%%

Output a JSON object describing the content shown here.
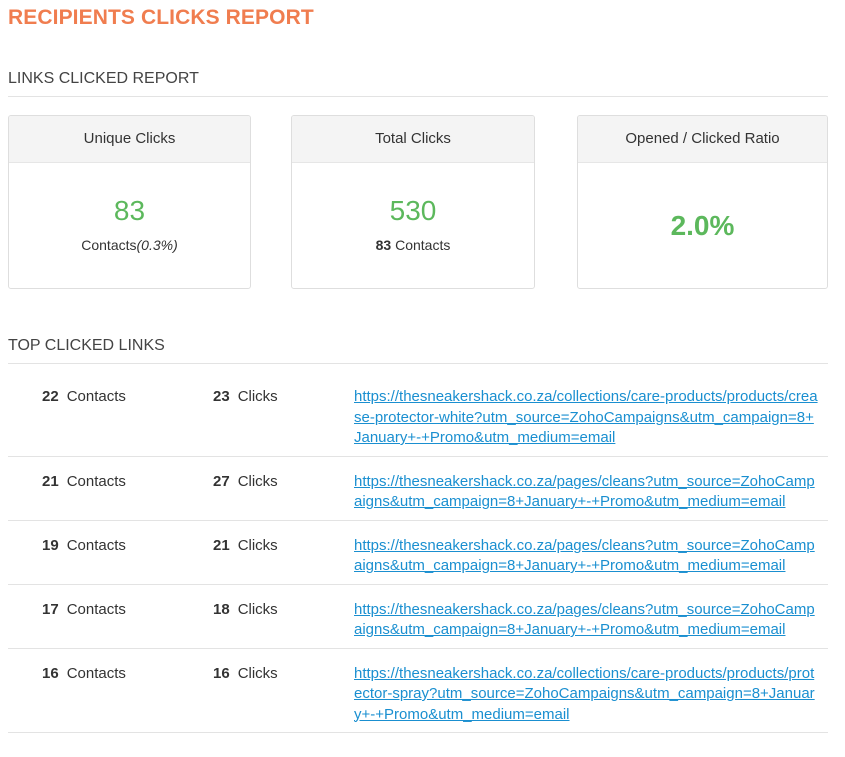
{
  "page_title": "RECIPIENTS CLICKS REPORT",
  "links_clicked_heading": "LINKS CLICKED REPORT",
  "cards": {
    "unique": {
      "label": "Unique Clicks",
      "value": "83",
      "sub_text": "Contacts",
      "sub_pct": "(0.3%)"
    },
    "total": {
      "label": "Total Clicks",
      "value": "530",
      "sub_num": "83",
      "sub_text": " Contacts"
    },
    "ratio": {
      "label": "Opened / Clicked Ratio",
      "value": "2.0%"
    }
  },
  "top_links_heading": "TOP CLICKED LINKS",
  "contacts_label": "Contacts",
  "clicks_label": "Clicks",
  "links": [
    {
      "contacts": "22",
      "clicks": "23",
      "url": "https://thesneakershack.co.za/collections/care-products/products/crease-protector-white?utm_source=ZohoCampaigns&utm_campaign=8+January+-+Promo&utm_medium=email"
    },
    {
      "contacts": "21",
      "clicks": "27",
      "url": "https://thesneakershack.co.za/pages/cleans?utm_source=ZohoCampaigns&utm_campaign=8+January+-+Promo&utm_medium=email"
    },
    {
      "contacts": "19",
      "clicks": "21",
      "url": "https://thesneakershack.co.za/pages/cleans?utm_source=ZohoCampaigns&utm_campaign=8+January+-+Promo&utm_medium=email"
    },
    {
      "contacts": "17",
      "clicks": "18",
      "url": "https://thesneakershack.co.za/pages/cleans?utm_source=ZohoCampaigns&utm_campaign=8+January+-+Promo&utm_medium=email"
    },
    {
      "contacts": "16",
      "clicks": "16",
      "url": "https://thesneakershack.co.za/collections/care-products/products/protector-spray?utm_source=ZohoCampaigns&utm_campaign=8+January+-+Promo&utm_medium=email"
    }
  ],
  "colors": {
    "title": "#f07d4f",
    "metric": "#5cb85c",
    "link": "#1a8fd0"
  }
}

%%

Every line of the listing that holds "collections" should be found and copied.

**Exercise solution**:
      "url": "https://thesneakershack.co.za/collections/care-products/products/crease-protector-white?utm_source=ZohoCampaigns&utm_campaign=8+January+-+Promo&utm_medium=email"
      "url": "https://thesneakershack.co.za/collections/care-products/products/protector-spray?utm_source=ZohoCampaigns&utm_campaign=8+January+-+Promo&utm_medium=email"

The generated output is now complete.